| THE PROBLEM |
Repeat the records in full and exactly, omitting pictures.

| Figure contents as structured data |
☆ ☆ ☆ ☆ ☆
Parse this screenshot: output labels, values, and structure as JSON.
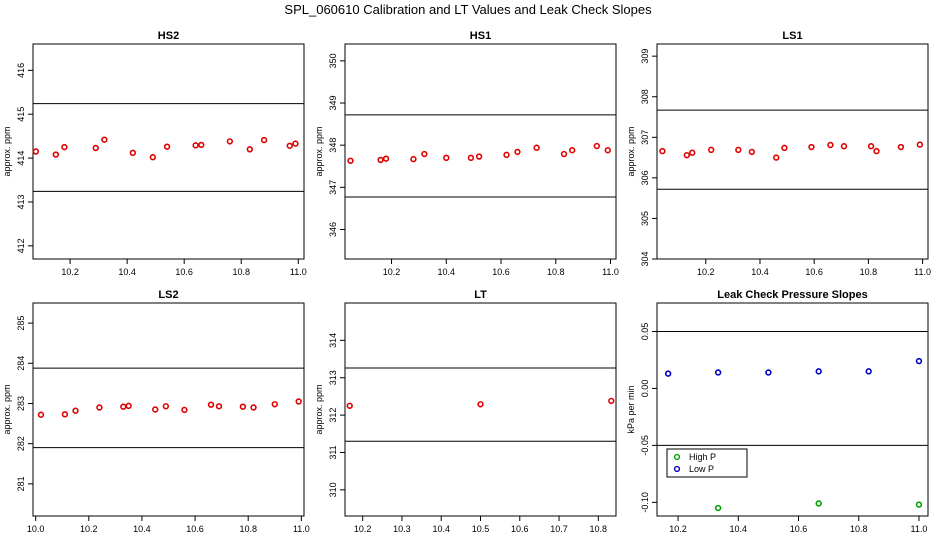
{
  "figure_title": "SPL_060610  Calibration and LT Values and Leak Check Slopes",
  "chart_data": [
    {
      "type": "scatter",
      "title": "HS2",
      "ylabel": "approx. ppm",
      "xlabel": "",
      "xlim": [
        10.07,
        11.02
      ],
      "ylim": [
        411.7,
        416.6
      ],
      "xticks": [
        "10.2",
        "10.4",
        "10.6",
        "10.8",
        "11.0"
      ],
      "yticks": [
        "412",
        "413",
        "414",
        "415",
        "416"
      ],
      "hlines": [
        415.24,
        413.24
      ],
      "marker_color": "#e00000",
      "series": [
        {
          "name": "HS2",
          "x": [
            10.08,
            10.15,
            10.18,
            10.29,
            10.32,
            10.42,
            10.49,
            10.54,
            10.64,
            10.66,
            10.76,
            10.83,
            10.88,
            10.97,
            10.99
          ],
          "y": [
            414.15,
            414.08,
            414.25,
            414.23,
            414.42,
            414.12,
            414.02,
            414.26,
            414.29,
            414.3,
            414.38,
            414.2,
            414.41,
            414.28,
            414.33
          ]
        }
      ]
    },
    {
      "type": "scatter",
      "title": "HS1",
      "ylabel": "approx. ppm",
      "xlabel": "",
      "xlim": [
        10.03,
        11.02
      ],
      "ylim": [
        345.3,
        350.4
      ],
      "xticks": [
        "10.2",
        "10.4",
        "10.6",
        "10.8",
        "11.0"
      ],
      "yticks": [
        "346",
        "347",
        "348",
        "349",
        "350"
      ],
      "hlines": [
        348.72,
        346.77
      ],
      "marker_color": "#e00000",
      "series": [
        {
          "name": "HS1",
          "x": [
            10.05,
            10.16,
            10.18,
            10.28,
            10.32,
            10.4,
            10.49,
            10.52,
            10.62,
            10.66,
            10.73,
            10.83,
            10.86,
            10.95,
            10.99
          ],
          "y": [
            347.63,
            347.65,
            347.68,
            347.67,
            347.79,
            347.7,
            347.7,
            347.73,
            347.77,
            347.84,
            347.94,
            347.79,
            347.88,
            347.98,
            347.88
          ]
        }
      ]
    },
    {
      "type": "scatter",
      "title": "LS1",
      "ylabel": "approx. ppm",
      "xlabel": "",
      "xlim": [
        10.02,
        11.02
      ],
      "ylim": [
        304.0,
        309.3
      ],
      "xticks": [
        "10.2",
        "10.4",
        "10.6",
        "10.8",
        "11.0"
      ],
      "yticks": [
        "304",
        "305",
        "306",
        "307",
        "308",
        "309"
      ],
      "hlines": [
        307.67,
        305.72
      ],
      "marker_color": "#e00000",
      "series": [
        {
          "name": "LS1",
          "x": [
            10.04,
            10.13,
            10.15,
            10.22,
            10.32,
            10.37,
            10.46,
            10.49,
            10.59,
            10.66,
            10.71,
            10.81,
            10.83,
            10.92,
            10.99
          ],
          "y": [
            306.66,
            306.56,
            306.62,
            306.69,
            306.69,
            306.64,
            306.5,
            306.74,
            306.76,
            306.81,
            306.78,
            306.78,
            306.66,
            306.76,
            306.82
          ]
        }
      ]
    },
    {
      "type": "scatter",
      "title": "LS2",
      "ylabel": "approx. ppm",
      "xlabel": "",
      "xlim": [
        9.99,
        11.01
      ],
      "ylim": [
        280.2,
        285.5
      ],
      "xticks": [
        "10.0",
        "10.2",
        "10.4",
        "10.6",
        "10.8",
        "11.0"
      ],
      "yticks": [
        "281",
        "282",
        "283",
        "284",
        "285"
      ],
      "hlines": [
        283.88,
        281.9
      ],
      "marker_color": "#e00000",
      "series": [
        {
          "name": "LS2",
          "x": [
            10.02,
            10.11,
            10.15,
            10.24,
            10.33,
            10.35,
            10.45,
            10.49,
            10.56,
            10.66,
            10.69,
            10.78,
            10.82,
            10.9,
            10.99
          ],
          "y": [
            282.72,
            282.73,
            282.82,
            282.9,
            282.92,
            282.94,
            282.85,
            282.93,
            282.84,
            282.97,
            282.93,
            282.92,
            282.9,
            282.98,
            283.05
          ]
        }
      ]
    },
    {
      "type": "scatter",
      "title": "LT",
      "ylabel": "approx. ppm",
      "xlabel": "",
      "xlim": [
        10.155,
        10.845
      ],
      "ylim": [
        309.3,
        315.0
      ],
      "xticks": [
        "10.2",
        "10.3",
        "10.4",
        "10.5",
        "10.6",
        "10.7",
        "10.8"
      ],
      "yticks": [
        "310",
        "311",
        "312",
        "313",
        "314"
      ],
      "hlines": [
        313.26,
        311.3
      ],
      "marker_color": "#e00000",
      "series": [
        {
          "name": "LT",
          "x": [
            10.167,
            10.5,
            10.833
          ],
          "y": [
            312.25,
            312.29,
            312.38
          ]
        }
      ]
    },
    {
      "type": "scatter",
      "title": "Leak Check Pressure Slopes",
      "ylabel": "kPa per min",
      "xlabel": "",
      "xlim": [
        10.13,
        11.03
      ],
      "ylim": [
        -0.112,
        0.075
      ],
      "xticks": [
        "10.2",
        "10.4",
        "10.6",
        "10.8",
        "11.0"
      ],
      "yticks": [
        "0.05",
        "0.00",
        "-0.05",
        "-0.10"
      ],
      "hlines": [
        0.05,
        -0.05
      ],
      "legend": {
        "position": "bottom-left",
        "entries": [
          "High P",
          "Low P"
        ]
      },
      "series": [
        {
          "name": "High P",
          "color": "#00a000",
          "x": [
            10.333,
            10.667,
            11.0
          ],
          "y": [
            -0.105,
            -0.101,
            -0.102
          ]
        },
        {
          "name": "Low P",
          "color": "#0000c0",
          "x": [
            10.167,
            10.333,
            10.5,
            10.667,
            10.833,
            11.0
          ],
          "y": [
            0.013,
            0.014,
            0.014,
            0.015,
            0.015,
            0.024
          ]
        }
      ]
    }
  ]
}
☆ ☆ ☆ ☆ ☆
| ANSWER FOR THIS EXERCISE |
Parse this screenshot: output labels, values, and structure as JSON.
{
  "figure_title": "SPL_060610  Calibration and LT Values and Leak Check Slopes",
  "chart_data": [
    {
      "type": "scatter",
      "title": "HS2",
      "ylabel": "approx. ppm",
      "xlabel": "",
      "xlim": [
        10.07,
        11.02
      ],
      "ylim": [
        411.7,
        416.6
      ],
      "xticks": [
        "10.2",
        "10.4",
        "10.6",
        "10.8",
        "11.0"
      ],
      "yticks": [
        "412",
        "413",
        "414",
        "415",
        "416"
      ],
      "hlines": [
        415.24,
        413.24
      ],
      "marker_color": "#e00000",
      "series": [
        {
          "name": "HS2",
          "x": [
            10.08,
            10.15,
            10.18,
            10.29,
            10.32,
            10.42,
            10.49,
            10.54,
            10.64,
            10.66,
            10.76,
            10.83,
            10.88,
            10.97,
            10.99
          ],
          "y": [
            414.15,
            414.08,
            414.25,
            414.23,
            414.42,
            414.12,
            414.02,
            414.26,
            414.29,
            414.3,
            414.38,
            414.2,
            414.41,
            414.28,
            414.33
          ]
        }
      ]
    },
    {
      "type": "scatter",
      "title": "HS1",
      "ylabel": "approx. ppm",
      "xlabel": "",
      "xlim": [
        10.03,
        11.02
      ],
      "ylim": [
        345.3,
        350.4
      ],
      "xticks": [
        "10.2",
        "10.4",
        "10.6",
        "10.8",
        "11.0"
      ],
      "yticks": [
        "346",
        "347",
        "348",
        "349",
        "350"
      ],
      "hlines": [
        348.72,
        346.77
      ],
      "marker_color": "#e00000",
      "series": [
        {
          "name": "HS1",
          "x": [
            10.05,
            10.16,
            10.18,
            10.28,
            10.32,
            10.4,
            10.49,
            10.52,
            10.62,
            10.66,
            10.73,
            10.83,
            10.86,
            10.95,
            10.99
          ],
          "y": [
            347.63,
            347.65,
            347.68,
            347.67,
            347.79,
            347.7,
            347.7,
            347.73,
            347.77,
            347.84,
            347.94,
            347.79,
            347.88,
            347.98,
            347.88
          ]
        }
      ]
    },
    {
      "type": "scatter",
      "title": "LS1",
      "ylabel": "approx. ppm",
      "xlabel": "",
      "xlim": [
        10.02,
        11.02
      ],
      "ylim": [
        304.0,
        309.3
      ],
      "xticks": [
        "10.2",
        "10.4",
        "10.6",
        "10.8",
        "11.0"
      ],
      "yticks": [
        "304",
        "305",
        "306",
        "307",
        "308",
        "309"
      ],
      "hlines": [
        307.67,
        305.72
      ],
      "marker_color": "#e00000",
      "series": [
        {
          "name": "LS1",
          "x": [
            10.04,
            10.13,
            10.15,
            10.22,
            10.32,
            10.37,
            10.46,
            10.49,
            10.59,
            10.66,
            10.71,
            10.81,
            10.83,
            10.92,
            10.99
          ],
          "y": [
            306.66,
            306.56,
            306.62,
            306.69,
            306.69,
            306.64,
            306.5,
            306.74,
            306.76,
            306.81,
            306.78,
            306.78,
            306.66,
            306.76,
            306.82
          ]
        }
      ]
    },
    {
      "type": "scatter",
      "title": "LS2",
      "ylabel": "approx. ppm",
      "xlabel": "",
      "xlim": [
        9.99,
        11.01
      ],
      "ylim": [
        280.2,
        285.5
      ],
      "xticks": [
        "10.0",
        "10.2",
        "10.4",
        "10.6",
        "10.8",
        "11.0"
      ],
      "yticks": [
        "281",
        "282",
        "283",
        "284",
        "285"
      ],
      "hlines": [
        283.88,
        281.9
      ],
      "marker_color": "#e00000",
      "series": [
        {
          "name": "LS2",
          "x": [
            10.02,
            10.11,
            10.15,
            10.24,
            10.33,
            10.35,
            10.45,
            10.49,
            10.56,
            10.66,
            10.69,
            10.78,
            10.82,
            10.9,
            10.99
          ],
          "y": [
            282.72,
            282.73,
            282.82,
            282.9,
            282.92,
            282.94,
            282.85,
            282.93,
            282.84,
            282.97,
            282.93,
            282.92,
            282.9,
            282.98,
            283.05
          ]
        }
      ]
    },
    {
      "type": "scatter",
      "title": "LT",
      "ylabel": "approx. ppm",
      "xlabel": "",
      "xlim": [
        10.155,
        10.845
      ],
      "ylim": [
        309.3,
        315.0
      ],
      "xticks": [
        "10.2",
        "10.3",
        "10.4",
        "10.5",
        "10.6",
        "10.7",
        "10.8"
      ],
      "yticks": [
        "310",
        "311",
        "312",
        "313",
        "314"
      ],
      "hlines": [
        313.26,
        311.3
      ],
      "marker_color": "#e00000",
      "series": [
        {
          "name": "LT",
          "x": [
            10.167,
            10.5,
            10.833
          ],
          "y": [
            312.25,
            312.29,
            312.38
          ]
        }
      ]
    },
    {
      "type": "scatter",
      "title": "Leak Check Pressure Slopes",
      "ylabel": "kPa per min",
      "xlabel": "",
      "xlim": [
        10.13,
        11.03
      ],
      "ylim": [
        -0.112,
        0.075
      ],
      "xticks": [
        "10.2",
        "10.4",
        "10.6",
        "10.8",
        "11.0"
      ],
      "yticks": [
        "0.05",
        "0.00",
        "-0.05",
        "-0.10"
      ],
      "hlines": [
        0.05,
        -0.05
      ],
      "legend": {
        "position": "bottom-left",
        "entries": [
          "High P",
          "Low P"
        ]
      },
      "series": [
        {
          "name": "High P",
          "color": "#00a000",
          "x": [
            10.333,
            10.667,
            11.0
          ],
          "y": [
            -0.105,
            -0.101,
            -0.102
          ]
        },
        {
          "name": "Low P",
          "color": "#0000c0",
          "x": [
            10.167,
            10.333,
            10.5,
            10.667,
            10.833,
            11.0
          ],
          "y": [
            0.013,
            0.014,
            0.014,
            0.015,
            0.015,
            0.024
          ]
        }
      ]
    }
  ]
}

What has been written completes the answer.